— START Input data —

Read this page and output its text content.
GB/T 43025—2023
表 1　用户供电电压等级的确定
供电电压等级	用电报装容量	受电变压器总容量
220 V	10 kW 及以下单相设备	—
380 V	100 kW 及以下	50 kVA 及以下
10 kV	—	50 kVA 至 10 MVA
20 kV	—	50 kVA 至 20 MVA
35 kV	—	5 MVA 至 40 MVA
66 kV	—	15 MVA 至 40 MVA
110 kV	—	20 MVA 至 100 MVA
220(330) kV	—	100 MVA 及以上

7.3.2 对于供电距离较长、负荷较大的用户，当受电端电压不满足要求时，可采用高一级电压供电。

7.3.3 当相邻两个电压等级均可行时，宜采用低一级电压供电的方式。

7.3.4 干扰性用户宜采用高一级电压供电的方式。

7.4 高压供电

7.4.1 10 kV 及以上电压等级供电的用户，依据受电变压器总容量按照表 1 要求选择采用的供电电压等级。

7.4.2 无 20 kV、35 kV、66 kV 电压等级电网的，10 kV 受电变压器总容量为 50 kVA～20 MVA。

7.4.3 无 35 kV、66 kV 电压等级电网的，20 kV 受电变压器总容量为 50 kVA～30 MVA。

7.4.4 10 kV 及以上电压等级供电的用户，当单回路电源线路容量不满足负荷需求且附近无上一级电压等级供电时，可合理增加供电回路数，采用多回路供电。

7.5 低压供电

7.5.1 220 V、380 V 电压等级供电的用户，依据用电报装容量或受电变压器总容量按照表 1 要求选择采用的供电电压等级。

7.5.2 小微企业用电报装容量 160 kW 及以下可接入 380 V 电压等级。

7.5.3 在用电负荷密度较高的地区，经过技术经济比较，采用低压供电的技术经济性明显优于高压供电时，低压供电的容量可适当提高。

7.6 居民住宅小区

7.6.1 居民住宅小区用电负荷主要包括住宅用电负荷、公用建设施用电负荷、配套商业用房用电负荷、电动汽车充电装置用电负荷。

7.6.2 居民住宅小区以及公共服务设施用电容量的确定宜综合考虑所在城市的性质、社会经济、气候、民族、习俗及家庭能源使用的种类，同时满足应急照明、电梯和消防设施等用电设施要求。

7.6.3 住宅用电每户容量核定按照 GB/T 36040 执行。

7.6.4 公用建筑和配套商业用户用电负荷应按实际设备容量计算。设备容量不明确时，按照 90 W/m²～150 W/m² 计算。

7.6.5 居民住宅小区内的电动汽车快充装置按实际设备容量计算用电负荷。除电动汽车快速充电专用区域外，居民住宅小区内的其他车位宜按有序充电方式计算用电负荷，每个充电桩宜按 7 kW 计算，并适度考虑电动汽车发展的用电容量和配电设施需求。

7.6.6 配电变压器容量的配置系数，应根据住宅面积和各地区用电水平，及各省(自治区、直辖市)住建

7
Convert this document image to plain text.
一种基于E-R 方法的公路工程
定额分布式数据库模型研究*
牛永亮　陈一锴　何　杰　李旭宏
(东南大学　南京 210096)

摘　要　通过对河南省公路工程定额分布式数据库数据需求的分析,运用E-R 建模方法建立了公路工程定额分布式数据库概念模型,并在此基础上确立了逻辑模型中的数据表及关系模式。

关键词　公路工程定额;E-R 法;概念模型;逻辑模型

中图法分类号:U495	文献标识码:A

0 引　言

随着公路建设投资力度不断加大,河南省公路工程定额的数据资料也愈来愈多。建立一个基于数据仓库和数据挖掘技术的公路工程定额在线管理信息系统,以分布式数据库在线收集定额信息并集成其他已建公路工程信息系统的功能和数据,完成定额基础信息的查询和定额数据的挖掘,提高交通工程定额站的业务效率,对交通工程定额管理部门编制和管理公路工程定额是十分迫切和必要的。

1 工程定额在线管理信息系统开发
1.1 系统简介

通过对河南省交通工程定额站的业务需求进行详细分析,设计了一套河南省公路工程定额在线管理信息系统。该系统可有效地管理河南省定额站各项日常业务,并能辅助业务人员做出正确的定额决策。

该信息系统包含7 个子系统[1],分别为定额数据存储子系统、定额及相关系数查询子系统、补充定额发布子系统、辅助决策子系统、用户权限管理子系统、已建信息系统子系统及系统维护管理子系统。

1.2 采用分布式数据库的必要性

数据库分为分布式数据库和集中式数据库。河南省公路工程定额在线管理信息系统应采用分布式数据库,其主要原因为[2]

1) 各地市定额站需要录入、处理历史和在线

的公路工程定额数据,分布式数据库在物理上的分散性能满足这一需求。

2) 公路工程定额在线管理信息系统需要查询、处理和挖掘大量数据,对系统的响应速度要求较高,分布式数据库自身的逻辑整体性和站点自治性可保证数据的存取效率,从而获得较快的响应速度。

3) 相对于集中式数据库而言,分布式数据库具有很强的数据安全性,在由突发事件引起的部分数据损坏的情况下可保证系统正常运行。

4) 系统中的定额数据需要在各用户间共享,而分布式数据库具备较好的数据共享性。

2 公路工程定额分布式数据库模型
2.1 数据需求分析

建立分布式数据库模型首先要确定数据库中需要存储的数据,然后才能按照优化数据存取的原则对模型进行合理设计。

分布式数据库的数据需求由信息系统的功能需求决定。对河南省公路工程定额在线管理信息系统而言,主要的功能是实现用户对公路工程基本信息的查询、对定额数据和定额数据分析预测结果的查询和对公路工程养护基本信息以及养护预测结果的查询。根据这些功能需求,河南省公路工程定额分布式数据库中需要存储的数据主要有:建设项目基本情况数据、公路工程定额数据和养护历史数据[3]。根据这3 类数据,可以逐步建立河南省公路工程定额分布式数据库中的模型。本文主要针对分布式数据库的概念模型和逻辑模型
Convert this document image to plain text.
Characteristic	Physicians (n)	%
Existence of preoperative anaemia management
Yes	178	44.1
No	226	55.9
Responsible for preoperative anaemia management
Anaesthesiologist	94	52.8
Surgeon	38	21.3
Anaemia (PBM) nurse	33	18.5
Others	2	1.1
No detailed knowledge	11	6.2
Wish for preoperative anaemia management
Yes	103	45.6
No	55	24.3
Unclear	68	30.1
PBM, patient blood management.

— END Input data —

• [Directive] Every record should be given again exactly.

• [Problem solution]
Read this page and output its text content.
GB/T 43025—2023
表 1　用户供电电压等级的确定
供电电压等级	用电报装容量	受电变压器总容量
220 V	10 kW 及以下单相设备	—
380 V	100 kW 及以下	50 kVA 及以下
10 kV	—	50 kVA 至 10 MVA
20 kV	—	50 kVA 至 20 MVA
35 kV	—	5 MVA 至 40 MVA
66 kV	—	15 MVA 至 40 MVA
110 kV	—	20 MVA 至 100 MVA
220(330) kV	—	100 MVA 及以上

7.3.2 对于供电距离较长、负荷较大的用户，当受电端电压不满足要求时，可采用高一级电压供电。

7.3.3 当相邻两个电压等级均可行时，宜采用低一级电压供电的方式。

7.3.4 干扰性用户宜采用高一级电压供电的方式。

7.4 高压供电

7.4.1 10 kV 及以上电压等级供电的用户，依据受电变压器总容量按照表 1 要求选择采用的供电电压等级。

7.4.2 无 20 kV、35 kV、66 kV 电压等级电网的，10 kV 受电变压器总容量为 50 kVA～20 MVA。

7.4.3 无 35 kV、66 kV 电压等级电网的，20 kV 受电变压器总容量为 50 kVA～30 MVA。

7.4.4 10 kV 及以上电压等级供电的用户，当单回路电源线路容量不满足负荷需求且附近无上一级电压等级供电时，可合理增加供电回路数，采用多回路供电。

7.5 低压供电

7.5.1 220 V、380 V 电压等级供电的用户，依据用电报装容量或受电变压器总容量按照表 1 要求选择采用的供电电压等级。

7.5.2 小微企业用电报装容量 160 kW 及以下可接入 380 V 电压等级。

7.5.3 在用电负荷密度较高的地区，经过技术经济比较，采用低压供电的技术经济性明显优于高压供电时，低压供电的容量可适当提高。

7.6 居民住宅小区

7.6.1 居民住宅小区用电负荷主要包括住宅用电负荷、公用建设施用电负荷、配套商业用房用电负荷、电动汽车充电装置用电负荷。

7.6.2 居民住宅小区以及公共服务设施用电容量的确定宜综合考虑所在城市的性质、社会经济、气候、民族、习俗及家庭能源使用的种类，同时满足应急照明、电梯和消防设施等用电设施要求。

7.6.3 住宅用电每户容量核定按照 GB/T 36040 执行。

7.6.4 公用建筑和配套商业用户用电负荷应按实际设备容量计算。设备容量不明确时，按照 90 W/m²～150 W/m² 计算。

7.6.5 居民住宅小区内的电动汽车快充装置按实际设备容量计算用电负荷。除电动汽车快速充电专用区域外，居民住宅小区内的其他车位宜按有序充电方式计算用电负荷，每个充电桩宜按 7 kW 计算，并适度考虑电动汽车发展的用电容量和配电设施需求。

7.6.6 配电变压器容量的配置系数，应根据住宅面积和各地区用电水平，及各省(自治区、直辖市)住建

7
Convert this document image to plain text.
一种基于E-R 方法的公路工程
定额分布式数据库模型研究*
牛永亮　陈一锴　何　杰　李旭宏
(东南大学　南京 210096)

摘　要　通过对河南省公路工程定额分布式数据库数据需求的分析,运用E-R 建模方法建立了公路工程定额分布式数据库概念模型,并在此基础上确立了逻辑模型中的数据表及关系模式。

关键词　公路工程定额;E-R 法;概念模型;逻辑模型

中图法分类号:U495	文献标识码:A

0 引　言

随着公路建设投资力度不断加大,河南省公路工程定额的数据资料也愈来愈多。建立一个基于数据仓库和数据挖掘技术的公路工程定额在线管理信息系统,以分布式数据库在线收集定额信息并集成其他已建公路工程信息系统的功能和数据,完成定额基础信息的查询和定额数据的挖掘,提高交通工程定额站的业务效率,对交通工程定额管理部门编制和管理公路工程定额是十分迫切和必要的。

1 工程定额在线管理信息系统开发
1.1 系统简介

通过对河南省交通工程定额站的业务需求进行详细分析,设计了一套河南省公路工程定额在线管理信息系统。该系统可有效地管理河南省定额站各项日常业务,并能辅助业务人员做出正确的定额决策。

该信息系统包含7 个子系统[1],分别为定额数据存储子系统、定额及相关系数查询子系统、补充定额发布子系统、辅助决策子系统、用户权限管理子系统、已建信息系统子系统及系统维护管理子系统。

1.2 采用分布式数据库的必要性

数据库分为分布式数据库和集中式数据库。河南省公路工程定额在线管理信息系统应采用分布式数据库,其主要原因为[2]

1) 各地市定额站需要录入、处理历史和在线

的公路工程定额数据,分布式数据库在物理上的分散性能满足这一需求。

2) 公路工程定额在线管理信息系统需要查询、处理和挖掘大量数据,对系统的响应速度要求较高,分布式数据库自身的逻辑整体性和站点自治性可保证数据的存取效率,从而获得较快的响应速度。

3) 相对于集中式数据库而言,分布式数据库具有很强的数据安全性,在由突发事件引起的部分数据损坏的情况下可保证系统正常运行。

4) 系统中的定额数据需要在各用户间共享,而分布式数据库具备较好的数据共享性。

2 公路工程定额分布式数据库模型
2.1 数据需求分析

建立分布式数据库模型首先要确定数据库中需要存储的数据,然后才能按照优化数据存取的原则对模型进行合理设计。

分布式数据库的数据需求由信息系统的功能需求决定。对河南省公路工程定额在线管理信息系统而言,主要的功能是实现用户对公路工程基本信息的查询、对定额数据和定额数据分析预测结果的查询和对公路工程养护基本信息以及养护预测结果的查询。根据这些功能需求,河南省公路工程定额分布式数据库中需要存储的数据主要有:建设项目基本情况数据、公路工程定额数据和养护历史数据[3]。根据这3 类数据,可以逐步建立河南省公路工程定额分布式数据库中的模型。本文主要针对分布式数据库的概念模型和逻辑模型
Convert this document image to plain text.
Characteristic	Physicians (n)	%
Existence of preoperative anaemia management
Yes	178	44.1
No	226	55.9
Responsible for preoperative anaemia management
Anaesthesiologist	94	52.8
Surgeon	38	21.3
Anaemia (PBM) nurse	33	18.5
Others	2	1.1
No detailed knowledge	11	6.2
Wish for preoperative anaemia management
Yes	103	45.6
No	55	24.3
Unclear	68	30.1
PBM, patient blood management.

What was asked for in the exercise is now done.